■ **Materials provided**

* start *

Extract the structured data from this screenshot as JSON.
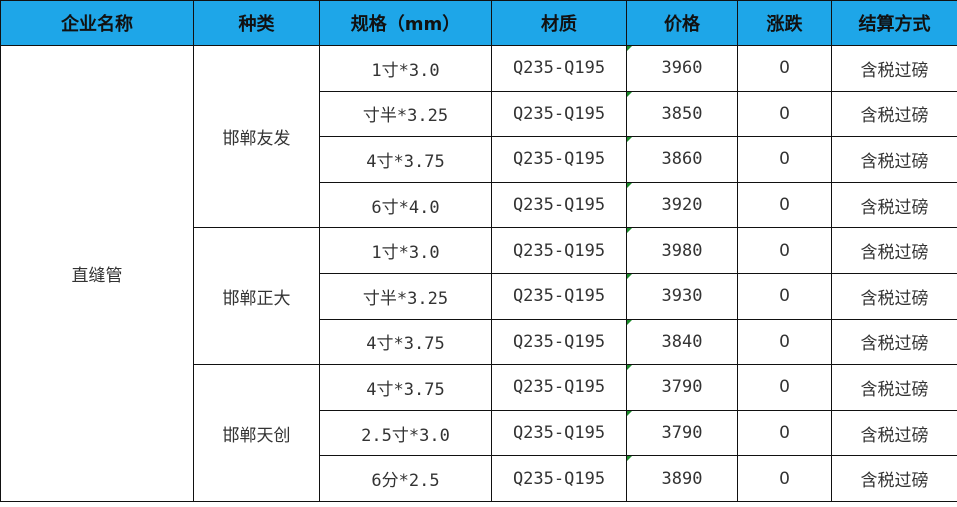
{
  "headers": [
    "企业名称",
    "种类",
    "规格（mm）",
    "材质",
    "价格",
    "涨跌",
    "结算方式"
  ],
  "company": "直缝管",
  "groups": [
    {
      "brand": "邯郸友发",
      "rows": [
        {
          "spec": "1寸*3.0",
          "material": "Q235-Q195",
          "price": "3960",
          "change": "0",
          "settlement": "含税过磅"
        },
        {
          "spec": "寸半*3.25",
          "material": "Q235-Q195",
          "price": "3850",
          "change": "0",
          "settlement": "含税过磅"
        },
        {
          "spec": "4寸*3.75",
          "material": "Q235-Q195",
          "price": "3860",
          "change": "0",
          "settlement": "含税过磅"
        },
        {
          "spec": "6寸*4.0",
          "material": "Q235-Q195",
          "price": "3920",
          "change": "0",
          "settlement": "含税过磅"
        }
      ]
    },
    {
      "brand": "邯郸正大",
      "rows": [
        {
          "spec": "1寸*3.0",
          "material": "Q235-Q195",
          "price": "3980",
          "change": "0",
          "settlement": "含税过磅"
        },
        {
          "spec": "寸半*3.25",
          "material": "Q235-Q195",
          "price": "3930",
          "change": "0",
          "settlement": "含税过磅"
        },
        {
          "spec": "4寸*3.75",
          "material": "Q235-Q195",
          "price": "3840",
          "change": "0",
          "settlement": "含税过磅"
        }
      ]
    },
    {
      "brand": "邯郸天创",
      "rows": [
        {
          "spec": "4寸*3.75",
          "material": "Q235-Q195",
          "price": "3790",
          "change": "0",
          "settlement": "含税过磅"
        },
        {
          "spec": "2.5寸*3.0",
          "material": "Q235-Q195",
          "price": "3790",
          "change": "0",
          "settlement": "含税过磅"
        },
        {
          "spec": "6分*2.5",
          "material": "Q235-Q195",
          "price": "3890",
          "change": "0",
          "settlement": "含税过磅"
        }
      ]
    }
  ],
  "colors": {
    "header_bg": "#1ea6e8",
    "border": "#111111"
  }
}
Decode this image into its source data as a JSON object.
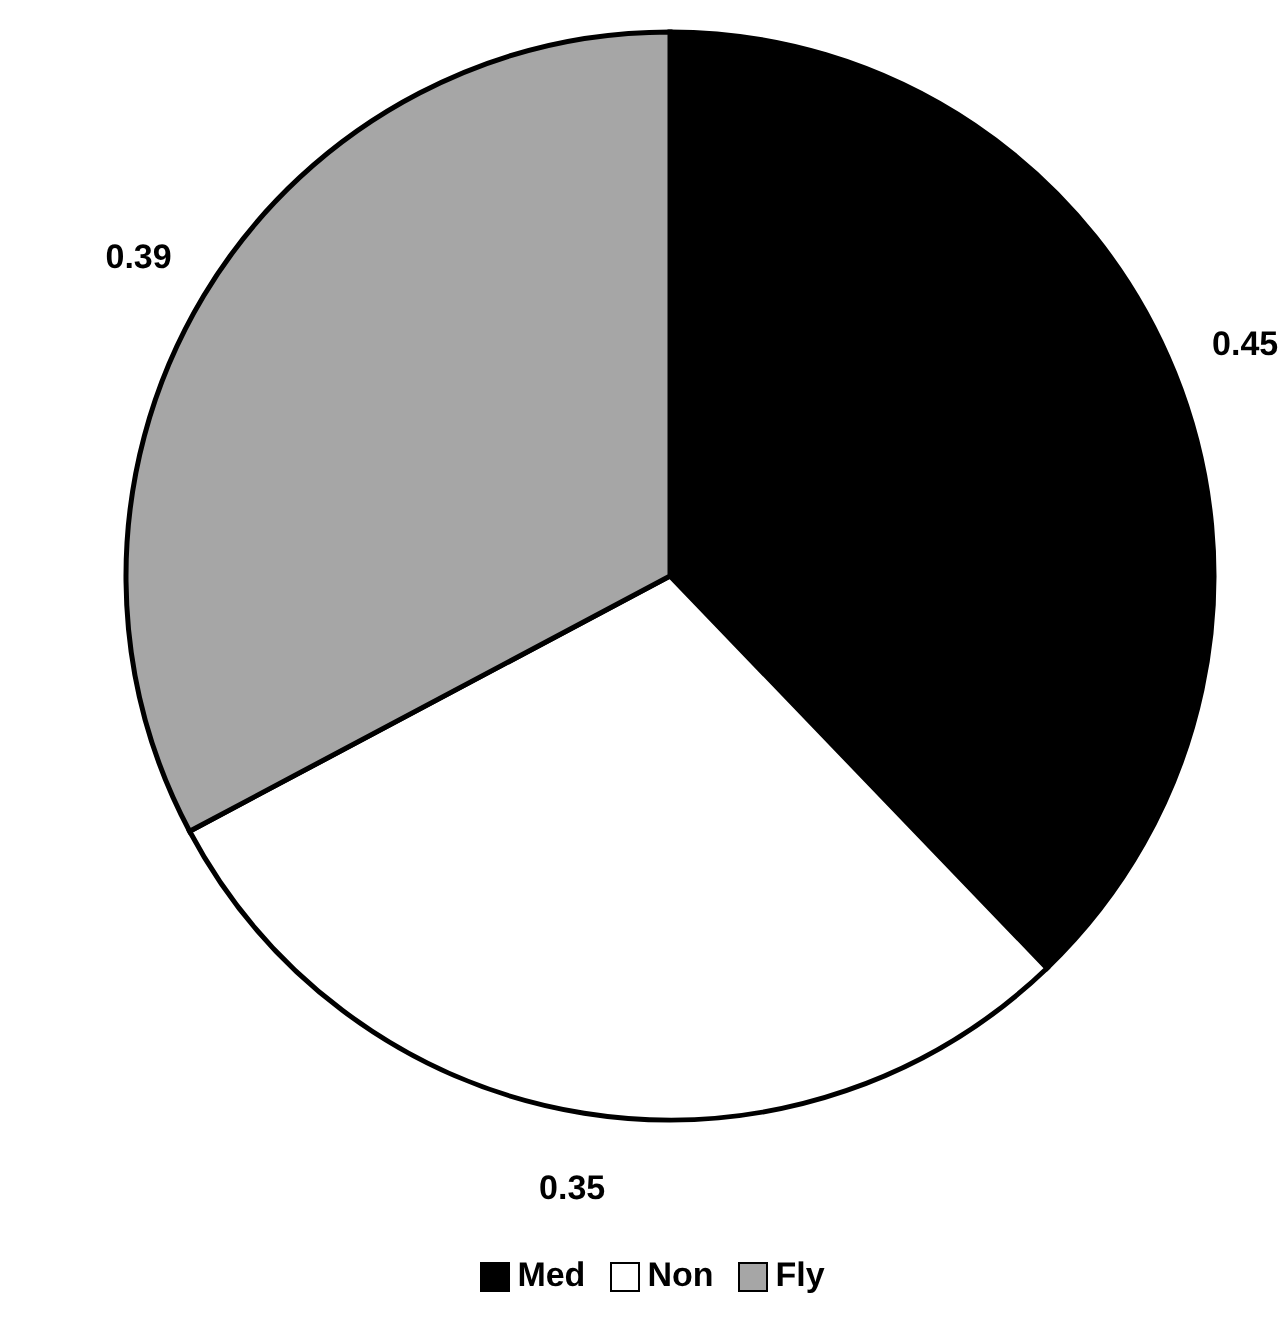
{
  "chart_data": {
    "type": "pie",
    "categories": [
      "Med",
      "Non",
      "Fly"
    ],
    "values": [
      0.45,
      0.35,
      0.39
    ],
    "colors": [
      "#000000",
      "#ffffff",
      "#a6a6a6"
    ],
    "data_labels": true,
    "legend": "bottom"
  }
}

* end *

■ **Description of the task**
Pull every line containing "price" from the material above.

■ **Result of this task**
          "price": "3960",
          "price": "3850",
          "price": "3860",
          "price": "3920",
          "price": "3980",
          "price": "3930",
          "price": "3840",
          "price": "3790",
          "price": "3790",
          "price": "3890",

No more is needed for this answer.